Directions> Give back each entry unchanged, minus pictures.

Excerpt from a dataset
_____
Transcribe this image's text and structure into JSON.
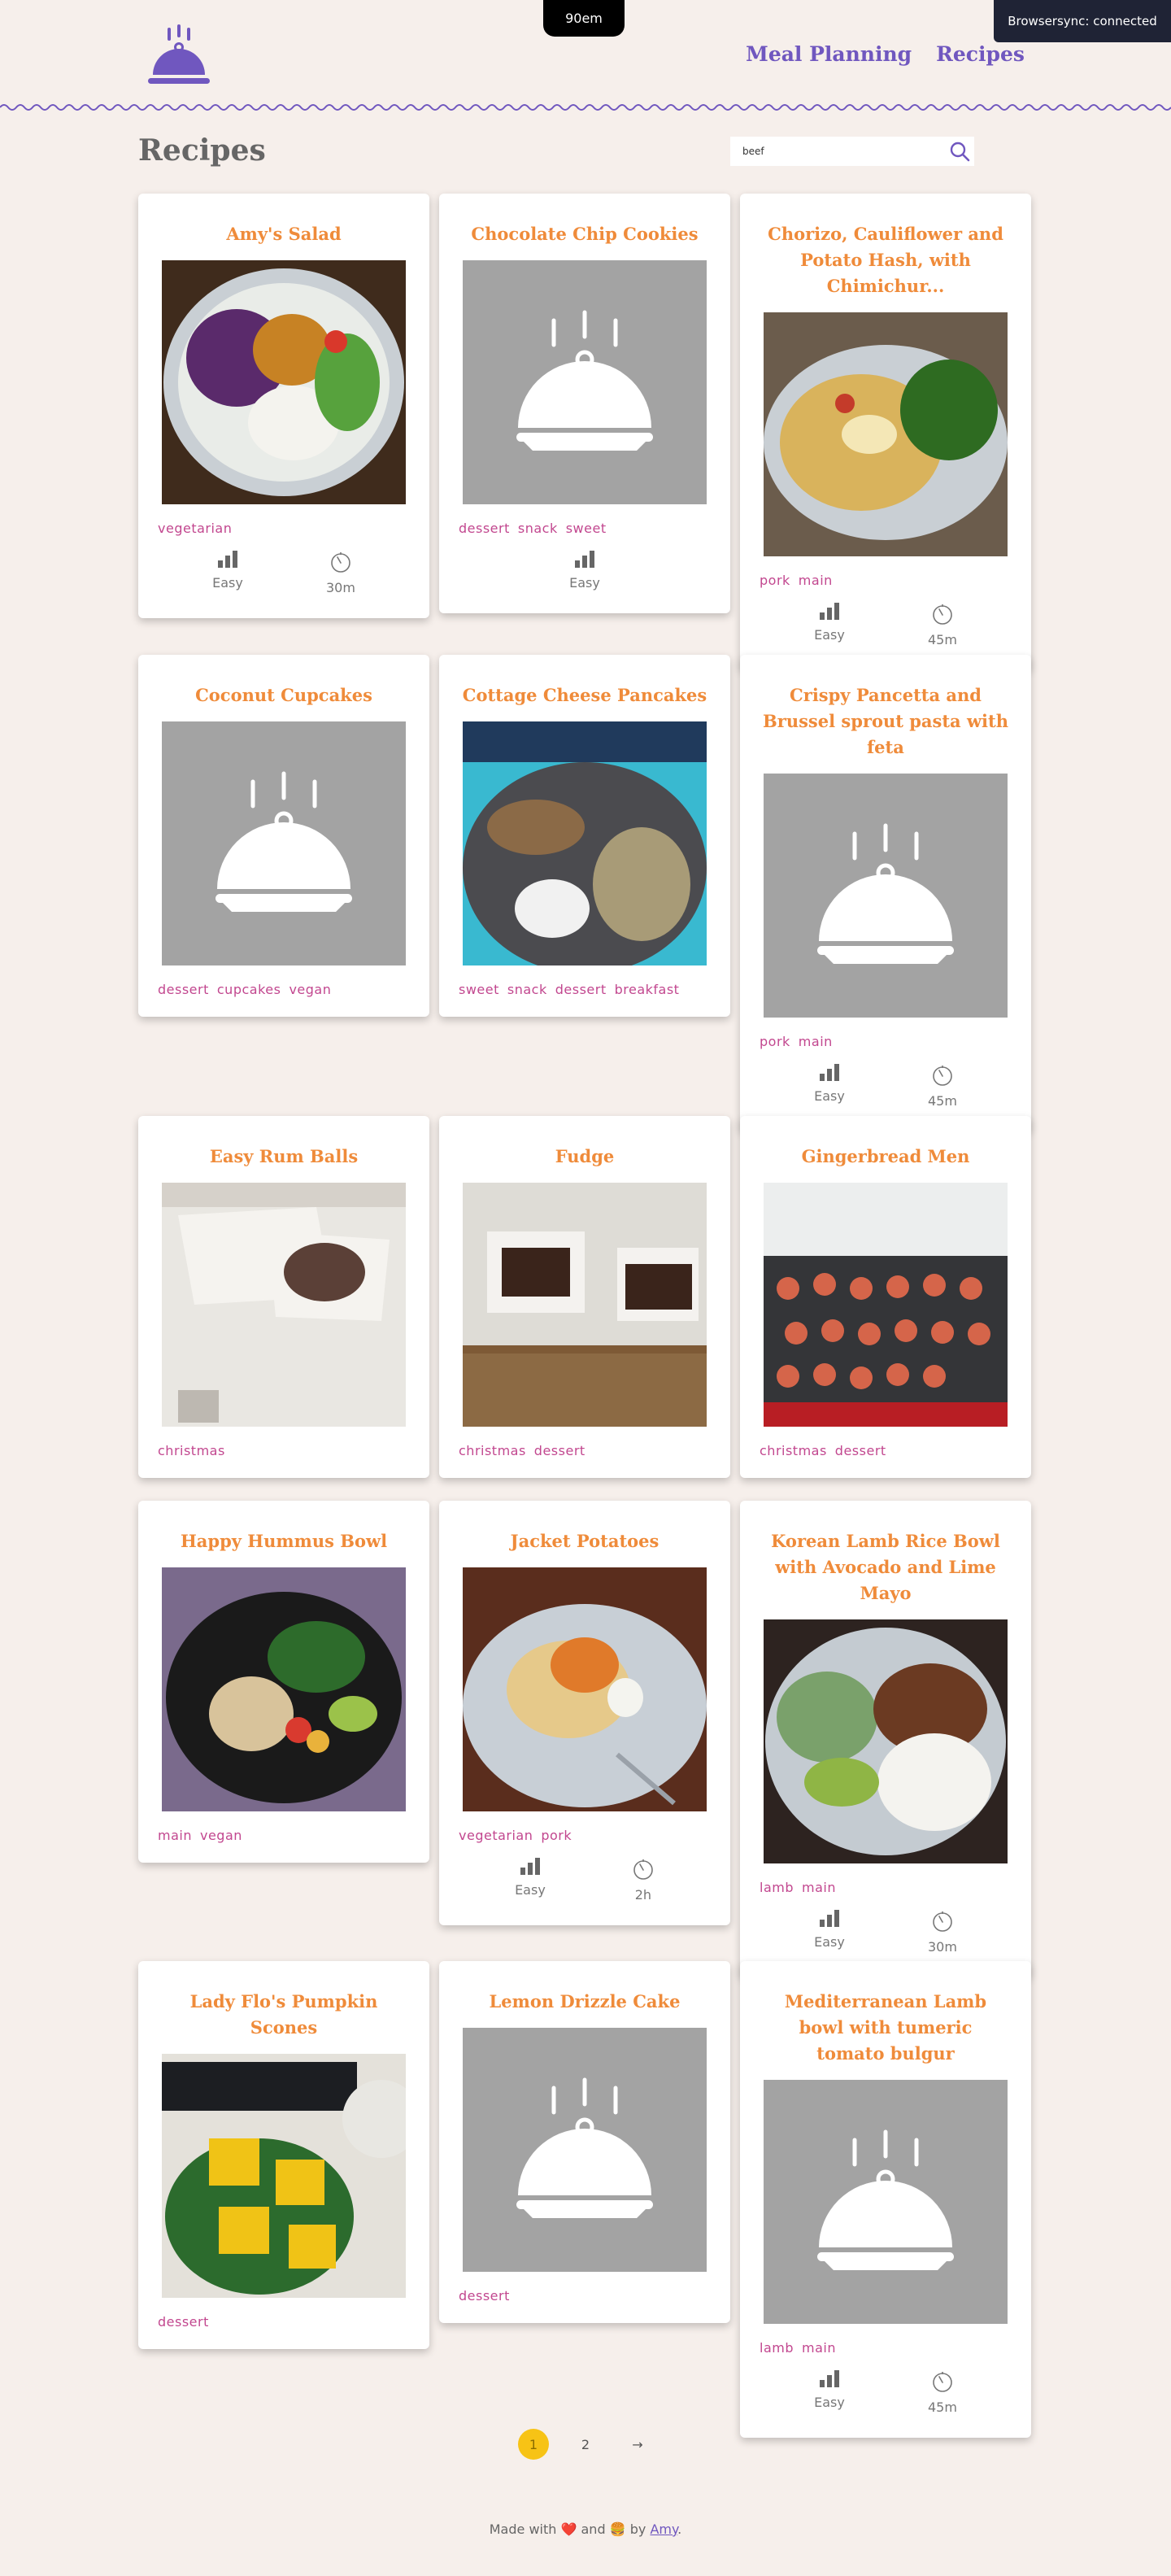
{
  "header": {
    "timer_label": "90em",
    "nav": [
      "Meal Planning",
      "Recipes"
    ],
    "browsersync": "Browsersync: connected"
  },
  "page": {
    "title": "Recipes",
    "search_value": "beef"
  },
  "colors": {
    "accent": "#7057bf",
    "title": "#ef8b3a",
    "tag": "#c2478f",
    "page_active": "#f7c315",
    "placeholder_bg": "#a3a3a3"
  },
  "recipes": [
    {
      "title": "Amy's Salad",
      "tags": [
        "vegetarian"
      ],
      "difficulty": "Easy",
      "time": "30m",
      "image": "photo"
    },
    {
      "title": "Chocolate Chip Cookies",
      "tags": [
        "dessert",
        "snack",
        "sweet"
      ],
      "difficulty": "Easy",
      "time": "",
      "image": "placeholder"
    },
    {
      "title": "Chorizo, Cauliflower and Potato Hash, with Chimichur...",
      "tags": [
        "pork",
        "main"
      ],
      "difficulty": "Easy",
      "time": "45m",
      "image": "photo"
    },
    {
      "title": "Coconut Cupcakes",
      "tags": [
        "dessert",
        "cupcakes",
        "vegan"
      ],
      "difficulty": "",
      "time": "",
      "image": "placeholder"
    },
    {
      "title": "Cottage Cheese Pancakes",
      "tags": [
        "sweet",
        "snack",
        "dessert",
        "breakfast"
      ],
      "difficulty": "",
      "time": "",
      "image": "photo"
    },
    {
      "title": "Crispy Pancetta and Brussel sprout pasta with feta",
      "tags": [
        "pork",
        "main"
      ],
      "difficulty": "Easy",
      "time": "45m",
      "image": "placeholder"
    },
    {
      "title": "Easy Rum Balls",
      "tags": [
        "christmas"
      ],
      "difficulty": "",
      "time": "",
      "image": "photo"
    },
    {
      "title": "Fudge",
      "tags": [
        "christmas",
        "dessert"
      ],
      "difficulty": "",
      "time": "",
      "image": "photo"
    },
    {
      "title": "Gingerbread Men",
      "tags": [
        "christmas",
        "dessert"
      ],
      "difficulty": "",
      "time": "",
      "image": "photo"
    },
    {
      "title": "Happy Hummus Bowl",
      "tags": [
        "main",
        "vegan"
      ],
      "difficulty": "",
      "time": "",
      "image": "photo"
    },
    {
      "title": "Jacket Potatoes",
      "tags": [
        "vegetarian",
        "pork"
      ],
      "difficulty": "Easy",
      "time": "2h",
      "image": "photo"
    },
    {
      "title": "Korean Lamb Rice Bowl with Avocado and Lime Mayo",
      "tags": [
        "lamb",
        "main"
      ],
      "difficulty": "Easy",
      "time": "30m",
      "image": "photo"
    },
    {
      "title": "Lady Flo's Pumpkin Scones",
      "tags": [
        "dessert"
      ],
      "difficulty": "",
      "time": "",
      "image": "photo"
    },
    {
      "title": "Lemon Drizzle Cake",
      "tags": [
        "dessert"
      ],
      "difficulty": "",
      "time": "",
      "image": "placeholder"
    },
    {
      "title": "Mediterranean Lamb bowl with tumeric tomato bulgur",
      "tags": [
        "lamb",
        "main"
      ],
      "difficulty": "Easy",
      "time": "45m",
      "image": "placeholder"
    }
  ],
  "pagination": {
    "pages": [
      "1",
      "2"
    ],
    "current": "1",
    "next": "→"
  },
  "footer": {
    "prefix": "Made with",
    "heart": "❤️",
    "and": "and",
    "burger": "🍔",
    "by": "by",
    "author": "Amy",
    "suffix": "."
  }
}
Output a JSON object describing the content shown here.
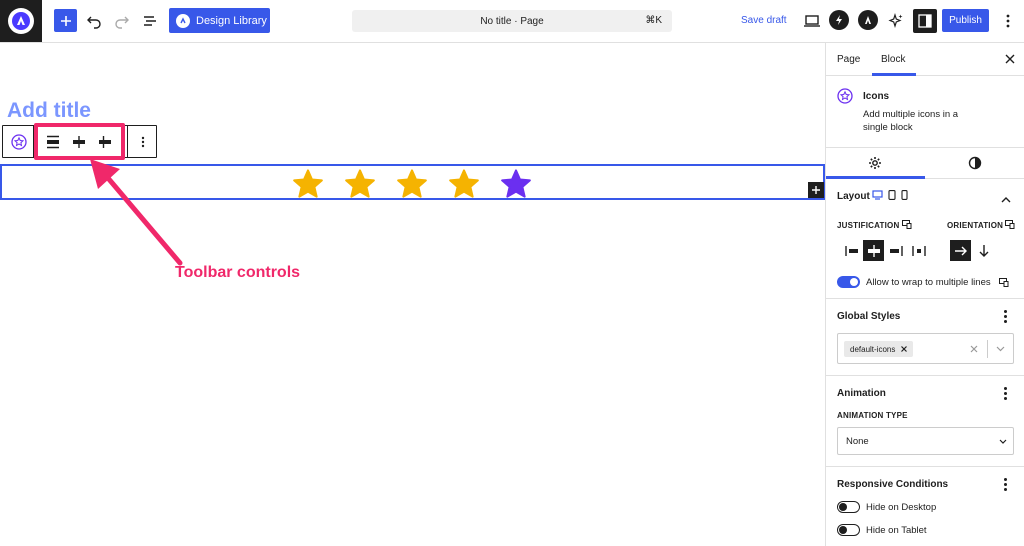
{
  "topbar": {
    "design_library": "Design Library",
    "doc_title": "No title · Page",
    "shortcut": "⌘K",
    "save_draft": "Save draft",
    "publish": "Publish"
  },
  "canvas": {
    "title_placeholder": "Add title",
    "annotation": "Toolbar controls",
    "stars": [
      {
        "color": "#f5b301"
      },
      {
        "color": "#f5b301"
      },
      {
        "color": "#f5b301"
      },
      {
        "color": "#f5b301"
      },
      {
        "color": "#6b2ff0"
      }
    ]
  },
  "sidebar": {
    "tabs": [
      "Page",
      "Block"
    ],
    "block_title": "Icons",
    "block_desc": "Add multiple icons in a single block",
    "layout_label": "Layout",
    "justification_label": "JUSTIFICATION",
    "orientation_label": "ORIENTATION",
    "wrap_label": "Allow to wrap to multiple lines",
    "global_styles_label": "Global Styles",
    "global_style_chip": "default-icons",
    "animation_label": "Animation",
    "animation_type_label": "ANIMATION TYPE",
    "animation_value": "None",
    "responsive_label": "Responsive Conditions",
    "hide_desktop": "Hide on Desktop",
    "hide_tablet": "Hide on Tablet"
  },
  "colors": {
    "accent": "#3858e9",
    "annotation": "#f0286a"
  }
}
_____
Solution to the problem>
Transcribe this image's text and structure into JSON.
{
  "header": {
    "timer_label": "90em",
    "nav": [
      "Meal Planning",
      "Recipes"
    ],
    "browsersync": "Browsersync: connected"
  },
  "page": {
    "title": "Recipes",
    "search_value": "beef"
  },
  "colors": {
    "accent": "#7057bf",
    "title": "#ef8b3a",
    "tag": "#c2478f",
    "page_active": "#f7c315",
    "placeholder_bg": "#a3a3a3"
  },
  "recipes": [
    {
      "title": "Amy's Salad",
      "tags": [
        "vegetarian"
      ],
      "difficulty": "Easy",
      "time": "30m",
      "image": "photo"
    },
    {
      "title": "Chocolate Chip Cookies",
      "tags": [
        "dessert",
        "snack",
        "sweet"
      ],
      "difficulty": "Easy",
      "time": "",
      "image": "placeholder"
    },
    {
      "title": "Chorizo, Cauliflower and Potato Hash, with Chimichur...",
      "tags": [
        "pork",
        "main"
      ],
      "difficulty": "Easy",
      "time": "45m",
      "image": "photo"
    },
    {
      "title": "Coconut Cupcakes",
      "tags": [
        "dessert",
        "cupcakes",
        "vegan"
      ],
      "difficulty": "",
      "time": "",
      "image": "placeholder"
    },
    {
      "title": "Cottage Cheese Pancakes",
      "tags": [
        "sweet",
        "snack",
        "dessert",
        "breakfast"
      ],
      "difficulty": "",
      "time": "",
      "image": "photo"
    },
    {
      "title": "Crispy Pancetta and Brussel sprout pasta with feta",
      "tags": [
        "pork",
        "main"
      ],
      "difficulty": "Easy",
      "time": "45m",
      "image": "placeholder"
    },
    {
      "title": "Easy Rum Balls",
      "tags": [
        "christmas"
      ],
      "difficulty": "",
      "time": "",
      "image": "photo"
    },
    {
      "title": "Fudge",
      "tags": [
        "christmas",
        "dessert"
      ],
      "difficulty": "",
      "time": "",
      "image": "photo"
    },
    {
      "title": "Gingerbread Men",
      "tags": [
        "christmas",
        "dessert"
      ],
      "difficulty": "",
      "time": "",
      "image": "photo"
    },
    {
      "title": "Happy Hummus Bowl",
      "tags": [
        "main",
        "vegan"
      ],
      "difficulty": "",
      "time": "",
      "image": "photo"
    },
    {
      "title": "Jacket Potatoes",
      "tags": [
        "vegetarian",
        "pork"
      ],
      "difficulty": "Easy",
      "time": "2h",
      "image": "photo"
    },
    {
      "title": "Korean Lamb Rice Bowl with Avocado and Lime Mayo",
      "tags": [
        "lamb",
        "main"
      ],
      "difficulty": "Easy",
      "time": "30m",
      "image": "photo"
    },
    {
      "title": "Lady Flo's Pumpkin Scones",
      "tags": [
        "dessert"
      ],
      "difficulty": "",
      "time": "",
      "image": "photo"
    },
    {
      "title": "Lemon Drizzle Cake",
      "tags": [
        "dessert"
      ],
      "difficulty": "",
      "time": "",
      "image": "placeholder"
    },
    {
      "title": "Mediterranean Lamb bowl with tumeric tomato bulgur",
      "tags": [
        "lamb",
        "main"
      ],
      "difficulty": "Easy",
      "time": "45m",
      "image": "placeholder"
    }
  ],
  "pagination": {
    "pages": [
      "1",
      "2"
    ],
    "current": "1",
    "next": "→"
  },
  "footer": {
    "prefix": "Made with",
    "heart": "❤️",
    "and": "and",
    "burger": "🍔",
    "by": "by",
    "author": "Amy",
    "suffix": "."
  }
}
Output a JSON object describing the content shown here.
{
  "topbar": {
    "design_library": "Design Library",
    "doc_title": "No title · Page",
    "shortcut": "⌘K",
    "save_draft": "Save draft",
    "publish": "Publish"
  },
  "canvas": {
    "title_placeholder": "Add title",
    "annotation": "Toolbar controls",
    "stars": [
      {
        "color": "#f5b301"
      },
      {
        "color": "#f5b301"
      },
      {
        "color": "#f5b301"
      },
      {
        "color": "#f5b301"
      },
      {
        "color": "#6b2ff0"
      }
    ]
  },
  "sidebar": {
    "tabs": [
      "Page",
      "Block"
    ],
    "block_title": "Icons",
    "block_desc": "Add multiple icons in a single block",
    "layout_label": "Layout",
    "justification_label": "JUSTIFICATION",
    "orientation_label": "ORIENTATION",
    "wrap_label": "Allow to wrap to multiple lines",
    "global_styles_label": "Global Styles",
    "global_style_chip": "default-icons",
    "animation_label": "Animation",
    "animation_type_label": "ANIMATION TYPE",
    "animation_value": "None",
    "responsive_label": "Responsive Conditions",
    "hide_desktop": "Hide on Desktop",
    "hide_tablet": "Hide on Tablet"
  },
  "colors": {
    "accent": "#3858e9",
    "annotation": "#f0286a"
  }
}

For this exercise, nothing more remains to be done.